Stored entries:
## Start

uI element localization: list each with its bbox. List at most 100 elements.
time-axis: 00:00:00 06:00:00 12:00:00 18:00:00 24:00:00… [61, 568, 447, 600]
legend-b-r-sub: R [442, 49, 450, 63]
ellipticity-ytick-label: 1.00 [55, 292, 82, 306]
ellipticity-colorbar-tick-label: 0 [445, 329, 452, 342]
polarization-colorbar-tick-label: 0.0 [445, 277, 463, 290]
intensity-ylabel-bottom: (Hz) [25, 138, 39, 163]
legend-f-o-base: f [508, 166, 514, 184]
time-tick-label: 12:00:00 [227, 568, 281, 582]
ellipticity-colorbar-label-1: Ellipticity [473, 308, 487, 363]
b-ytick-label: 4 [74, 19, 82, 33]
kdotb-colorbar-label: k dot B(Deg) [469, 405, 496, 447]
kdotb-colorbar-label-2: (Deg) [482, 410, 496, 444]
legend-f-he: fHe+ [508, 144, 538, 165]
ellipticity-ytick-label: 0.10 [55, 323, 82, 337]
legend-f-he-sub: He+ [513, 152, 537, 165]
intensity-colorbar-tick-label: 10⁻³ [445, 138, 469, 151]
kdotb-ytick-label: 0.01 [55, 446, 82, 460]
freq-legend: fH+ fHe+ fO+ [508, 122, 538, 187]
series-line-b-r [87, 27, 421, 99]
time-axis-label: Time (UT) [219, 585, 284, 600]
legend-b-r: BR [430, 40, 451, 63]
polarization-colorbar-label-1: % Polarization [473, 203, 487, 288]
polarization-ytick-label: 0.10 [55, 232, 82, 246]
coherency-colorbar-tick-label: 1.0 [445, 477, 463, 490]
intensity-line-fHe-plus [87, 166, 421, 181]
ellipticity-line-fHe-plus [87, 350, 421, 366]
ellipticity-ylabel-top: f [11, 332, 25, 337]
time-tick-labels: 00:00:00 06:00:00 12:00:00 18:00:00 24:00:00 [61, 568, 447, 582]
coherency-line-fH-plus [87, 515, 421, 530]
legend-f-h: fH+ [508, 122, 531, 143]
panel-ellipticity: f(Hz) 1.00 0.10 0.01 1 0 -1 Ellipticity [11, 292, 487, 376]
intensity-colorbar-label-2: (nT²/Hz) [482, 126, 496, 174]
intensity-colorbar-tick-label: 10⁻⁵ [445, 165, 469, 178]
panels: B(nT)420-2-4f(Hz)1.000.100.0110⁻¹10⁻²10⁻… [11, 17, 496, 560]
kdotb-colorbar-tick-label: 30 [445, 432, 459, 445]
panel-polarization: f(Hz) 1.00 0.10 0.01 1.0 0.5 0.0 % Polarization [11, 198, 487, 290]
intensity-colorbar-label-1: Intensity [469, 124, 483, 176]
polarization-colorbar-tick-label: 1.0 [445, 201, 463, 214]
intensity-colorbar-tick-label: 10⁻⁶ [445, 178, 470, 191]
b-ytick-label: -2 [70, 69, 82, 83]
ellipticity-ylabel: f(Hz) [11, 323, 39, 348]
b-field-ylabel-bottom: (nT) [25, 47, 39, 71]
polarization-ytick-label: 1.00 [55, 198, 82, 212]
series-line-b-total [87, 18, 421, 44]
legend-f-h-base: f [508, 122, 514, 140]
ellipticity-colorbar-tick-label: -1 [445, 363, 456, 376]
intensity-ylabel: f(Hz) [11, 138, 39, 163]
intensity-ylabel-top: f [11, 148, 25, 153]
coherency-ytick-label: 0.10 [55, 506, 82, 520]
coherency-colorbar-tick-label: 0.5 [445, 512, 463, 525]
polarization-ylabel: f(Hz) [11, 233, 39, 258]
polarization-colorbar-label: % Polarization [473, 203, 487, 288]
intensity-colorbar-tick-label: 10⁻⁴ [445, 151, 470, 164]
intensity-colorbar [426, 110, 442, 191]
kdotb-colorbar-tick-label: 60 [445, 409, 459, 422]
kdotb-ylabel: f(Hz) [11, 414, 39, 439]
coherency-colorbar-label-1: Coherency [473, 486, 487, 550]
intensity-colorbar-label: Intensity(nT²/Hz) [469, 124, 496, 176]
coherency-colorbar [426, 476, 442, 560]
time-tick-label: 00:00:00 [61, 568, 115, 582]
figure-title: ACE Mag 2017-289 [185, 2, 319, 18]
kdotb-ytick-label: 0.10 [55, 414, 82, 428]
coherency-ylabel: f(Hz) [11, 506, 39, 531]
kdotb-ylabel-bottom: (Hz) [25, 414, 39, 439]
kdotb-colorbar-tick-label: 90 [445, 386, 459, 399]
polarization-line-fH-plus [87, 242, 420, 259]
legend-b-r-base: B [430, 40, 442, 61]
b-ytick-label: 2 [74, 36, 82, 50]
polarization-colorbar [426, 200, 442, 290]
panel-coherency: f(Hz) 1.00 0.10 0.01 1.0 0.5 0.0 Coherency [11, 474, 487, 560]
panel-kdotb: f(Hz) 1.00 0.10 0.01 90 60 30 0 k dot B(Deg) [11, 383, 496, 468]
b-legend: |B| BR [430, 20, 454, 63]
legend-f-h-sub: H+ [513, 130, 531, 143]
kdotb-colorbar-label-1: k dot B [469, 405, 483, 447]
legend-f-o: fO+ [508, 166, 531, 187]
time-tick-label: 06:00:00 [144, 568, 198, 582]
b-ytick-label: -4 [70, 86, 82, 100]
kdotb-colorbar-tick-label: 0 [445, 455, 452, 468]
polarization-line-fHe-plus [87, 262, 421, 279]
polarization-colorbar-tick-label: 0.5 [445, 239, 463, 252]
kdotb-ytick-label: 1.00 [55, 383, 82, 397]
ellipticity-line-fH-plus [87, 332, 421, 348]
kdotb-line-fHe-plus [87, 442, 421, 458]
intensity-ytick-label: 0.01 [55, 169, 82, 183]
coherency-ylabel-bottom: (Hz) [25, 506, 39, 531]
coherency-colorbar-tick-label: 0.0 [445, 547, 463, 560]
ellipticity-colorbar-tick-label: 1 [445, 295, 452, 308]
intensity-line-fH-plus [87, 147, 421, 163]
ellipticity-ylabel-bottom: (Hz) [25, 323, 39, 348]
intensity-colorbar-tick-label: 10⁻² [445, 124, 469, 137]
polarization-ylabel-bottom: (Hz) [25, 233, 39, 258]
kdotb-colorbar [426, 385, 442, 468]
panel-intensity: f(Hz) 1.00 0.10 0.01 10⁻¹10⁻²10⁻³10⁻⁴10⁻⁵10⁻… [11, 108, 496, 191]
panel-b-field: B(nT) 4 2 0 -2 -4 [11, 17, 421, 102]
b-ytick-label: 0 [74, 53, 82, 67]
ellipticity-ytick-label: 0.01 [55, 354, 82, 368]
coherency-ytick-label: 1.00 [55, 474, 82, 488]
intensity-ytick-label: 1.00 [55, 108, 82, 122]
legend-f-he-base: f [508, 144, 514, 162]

## End

Written exercise:
Pull out each line of the material that includes the string "field".

Problem solution:
b-field-ylabel-bottom: (nT) [25, 47, 39, 71]
panel-b-field: B(nT) 4 2 0 -2 -4 [11, 17, 421, 102]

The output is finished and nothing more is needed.